- WHAT YOU SHOULD DO
Below are some entries. Work out how many of their lines hold the word "note", and write that number alone.

# Start of THE DATA

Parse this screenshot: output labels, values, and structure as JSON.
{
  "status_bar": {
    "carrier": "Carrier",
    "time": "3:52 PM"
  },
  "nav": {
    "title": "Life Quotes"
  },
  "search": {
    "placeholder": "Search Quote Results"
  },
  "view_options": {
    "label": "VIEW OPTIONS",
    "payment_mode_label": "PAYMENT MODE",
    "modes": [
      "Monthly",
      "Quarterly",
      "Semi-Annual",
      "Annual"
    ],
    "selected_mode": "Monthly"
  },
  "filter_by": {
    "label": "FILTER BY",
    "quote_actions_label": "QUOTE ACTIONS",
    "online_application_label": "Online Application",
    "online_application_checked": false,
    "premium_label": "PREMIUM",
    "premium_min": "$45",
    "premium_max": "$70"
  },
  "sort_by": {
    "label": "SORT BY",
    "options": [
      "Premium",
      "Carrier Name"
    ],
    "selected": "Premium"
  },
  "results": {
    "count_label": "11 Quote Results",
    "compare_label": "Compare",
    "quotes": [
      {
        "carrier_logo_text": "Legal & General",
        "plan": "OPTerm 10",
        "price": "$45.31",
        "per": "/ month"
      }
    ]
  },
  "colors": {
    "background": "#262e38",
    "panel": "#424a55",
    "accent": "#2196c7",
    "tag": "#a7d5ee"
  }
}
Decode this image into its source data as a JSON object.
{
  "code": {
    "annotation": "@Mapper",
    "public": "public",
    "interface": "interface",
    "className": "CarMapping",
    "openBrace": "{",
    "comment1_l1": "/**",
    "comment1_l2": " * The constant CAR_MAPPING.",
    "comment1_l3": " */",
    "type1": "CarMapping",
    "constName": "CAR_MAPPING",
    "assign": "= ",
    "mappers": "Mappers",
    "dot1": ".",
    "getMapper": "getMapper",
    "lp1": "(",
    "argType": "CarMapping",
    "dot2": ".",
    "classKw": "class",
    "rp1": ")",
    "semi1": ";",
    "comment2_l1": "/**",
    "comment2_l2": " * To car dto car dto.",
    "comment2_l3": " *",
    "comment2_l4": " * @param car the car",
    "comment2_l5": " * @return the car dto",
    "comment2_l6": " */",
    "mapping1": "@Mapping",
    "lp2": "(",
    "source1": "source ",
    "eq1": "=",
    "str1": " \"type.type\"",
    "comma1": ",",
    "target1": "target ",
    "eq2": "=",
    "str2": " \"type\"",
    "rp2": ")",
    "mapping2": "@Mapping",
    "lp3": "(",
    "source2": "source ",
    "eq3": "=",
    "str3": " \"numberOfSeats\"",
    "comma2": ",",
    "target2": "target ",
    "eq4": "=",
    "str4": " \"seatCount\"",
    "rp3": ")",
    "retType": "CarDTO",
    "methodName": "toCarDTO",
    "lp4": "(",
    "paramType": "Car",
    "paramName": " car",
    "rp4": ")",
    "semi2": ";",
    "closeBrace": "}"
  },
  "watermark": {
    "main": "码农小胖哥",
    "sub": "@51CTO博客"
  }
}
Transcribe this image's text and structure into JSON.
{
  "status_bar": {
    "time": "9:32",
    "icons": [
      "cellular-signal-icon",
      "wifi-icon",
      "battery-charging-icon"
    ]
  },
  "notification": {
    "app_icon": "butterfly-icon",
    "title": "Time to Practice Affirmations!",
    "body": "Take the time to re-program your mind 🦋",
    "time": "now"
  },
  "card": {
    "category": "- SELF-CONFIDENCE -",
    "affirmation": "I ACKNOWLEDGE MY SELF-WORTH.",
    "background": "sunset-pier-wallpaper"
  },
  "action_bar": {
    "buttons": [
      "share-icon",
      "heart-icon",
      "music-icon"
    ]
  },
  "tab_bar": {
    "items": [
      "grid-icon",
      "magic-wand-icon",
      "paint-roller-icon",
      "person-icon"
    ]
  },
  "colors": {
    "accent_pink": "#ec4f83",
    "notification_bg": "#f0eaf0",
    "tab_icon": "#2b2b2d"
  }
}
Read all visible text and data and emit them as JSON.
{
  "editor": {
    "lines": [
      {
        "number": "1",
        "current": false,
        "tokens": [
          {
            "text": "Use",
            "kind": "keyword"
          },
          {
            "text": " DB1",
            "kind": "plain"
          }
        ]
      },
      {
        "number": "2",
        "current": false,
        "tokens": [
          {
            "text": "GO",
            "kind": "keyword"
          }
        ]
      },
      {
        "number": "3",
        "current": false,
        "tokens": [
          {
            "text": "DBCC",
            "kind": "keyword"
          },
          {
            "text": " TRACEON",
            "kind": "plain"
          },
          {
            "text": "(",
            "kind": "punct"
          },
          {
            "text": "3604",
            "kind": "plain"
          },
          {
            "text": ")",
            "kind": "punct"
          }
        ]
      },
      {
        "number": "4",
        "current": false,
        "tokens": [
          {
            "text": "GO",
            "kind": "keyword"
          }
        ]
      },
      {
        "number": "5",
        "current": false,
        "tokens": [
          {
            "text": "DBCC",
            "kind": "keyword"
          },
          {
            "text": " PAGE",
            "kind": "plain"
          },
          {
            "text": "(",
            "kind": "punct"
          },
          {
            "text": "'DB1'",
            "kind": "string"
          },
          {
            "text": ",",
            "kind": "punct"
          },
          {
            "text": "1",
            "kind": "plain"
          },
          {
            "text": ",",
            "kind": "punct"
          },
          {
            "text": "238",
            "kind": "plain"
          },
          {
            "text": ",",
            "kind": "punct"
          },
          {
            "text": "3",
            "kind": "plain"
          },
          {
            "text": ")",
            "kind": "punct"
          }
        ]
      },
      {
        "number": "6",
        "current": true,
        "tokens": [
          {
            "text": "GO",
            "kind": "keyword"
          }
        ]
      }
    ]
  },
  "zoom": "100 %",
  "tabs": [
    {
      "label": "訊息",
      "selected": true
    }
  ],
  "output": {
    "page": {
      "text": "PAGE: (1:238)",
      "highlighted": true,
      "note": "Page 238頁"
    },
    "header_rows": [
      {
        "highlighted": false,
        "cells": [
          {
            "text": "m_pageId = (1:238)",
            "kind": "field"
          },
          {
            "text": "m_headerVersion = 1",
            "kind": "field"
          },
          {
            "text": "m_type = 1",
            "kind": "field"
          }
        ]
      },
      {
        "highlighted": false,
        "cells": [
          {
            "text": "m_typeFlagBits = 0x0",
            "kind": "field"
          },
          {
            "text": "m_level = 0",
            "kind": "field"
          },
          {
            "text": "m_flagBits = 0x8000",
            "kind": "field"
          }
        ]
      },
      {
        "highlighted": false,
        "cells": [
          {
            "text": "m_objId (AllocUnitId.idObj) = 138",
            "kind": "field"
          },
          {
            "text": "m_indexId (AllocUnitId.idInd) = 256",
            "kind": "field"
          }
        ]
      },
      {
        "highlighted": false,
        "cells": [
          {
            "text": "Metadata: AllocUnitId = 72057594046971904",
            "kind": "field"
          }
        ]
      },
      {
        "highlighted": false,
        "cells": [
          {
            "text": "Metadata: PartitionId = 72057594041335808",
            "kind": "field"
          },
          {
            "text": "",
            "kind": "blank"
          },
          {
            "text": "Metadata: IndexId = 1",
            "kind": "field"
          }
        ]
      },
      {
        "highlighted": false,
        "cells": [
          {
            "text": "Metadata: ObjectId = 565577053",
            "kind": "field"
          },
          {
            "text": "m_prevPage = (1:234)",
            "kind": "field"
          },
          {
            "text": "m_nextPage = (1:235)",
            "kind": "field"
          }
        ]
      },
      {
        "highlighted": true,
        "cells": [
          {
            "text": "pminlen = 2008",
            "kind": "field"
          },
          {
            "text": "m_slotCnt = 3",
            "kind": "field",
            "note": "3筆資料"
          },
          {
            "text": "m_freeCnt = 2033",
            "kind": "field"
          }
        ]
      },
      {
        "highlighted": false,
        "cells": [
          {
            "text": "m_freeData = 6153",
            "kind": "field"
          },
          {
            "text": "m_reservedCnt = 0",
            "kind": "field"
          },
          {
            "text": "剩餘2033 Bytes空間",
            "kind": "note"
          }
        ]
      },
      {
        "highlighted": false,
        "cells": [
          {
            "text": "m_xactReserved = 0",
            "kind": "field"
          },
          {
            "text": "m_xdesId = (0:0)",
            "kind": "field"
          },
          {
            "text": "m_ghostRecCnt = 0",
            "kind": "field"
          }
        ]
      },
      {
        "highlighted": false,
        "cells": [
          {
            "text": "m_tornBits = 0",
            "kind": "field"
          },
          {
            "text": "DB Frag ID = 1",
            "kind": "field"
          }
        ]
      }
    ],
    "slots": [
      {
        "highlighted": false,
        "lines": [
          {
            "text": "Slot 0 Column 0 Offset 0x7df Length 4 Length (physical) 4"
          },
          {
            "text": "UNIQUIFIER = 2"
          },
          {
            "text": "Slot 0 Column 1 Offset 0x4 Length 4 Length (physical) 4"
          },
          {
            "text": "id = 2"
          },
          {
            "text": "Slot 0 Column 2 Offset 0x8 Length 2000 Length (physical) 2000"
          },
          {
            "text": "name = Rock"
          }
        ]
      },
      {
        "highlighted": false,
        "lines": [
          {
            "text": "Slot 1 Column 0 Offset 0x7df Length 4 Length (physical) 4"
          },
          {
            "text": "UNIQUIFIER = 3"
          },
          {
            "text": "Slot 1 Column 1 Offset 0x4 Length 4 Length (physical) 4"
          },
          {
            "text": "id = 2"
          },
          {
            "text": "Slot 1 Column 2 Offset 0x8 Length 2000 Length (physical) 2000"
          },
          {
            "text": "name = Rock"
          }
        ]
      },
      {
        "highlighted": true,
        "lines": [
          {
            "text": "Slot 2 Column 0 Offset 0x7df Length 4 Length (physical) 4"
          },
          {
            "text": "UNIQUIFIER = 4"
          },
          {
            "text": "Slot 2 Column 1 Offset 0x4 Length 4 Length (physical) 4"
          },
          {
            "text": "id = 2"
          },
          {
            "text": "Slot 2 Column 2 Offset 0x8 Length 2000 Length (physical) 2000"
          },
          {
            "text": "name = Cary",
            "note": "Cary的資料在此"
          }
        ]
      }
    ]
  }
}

# End of THE DATA

- RESPONSE
4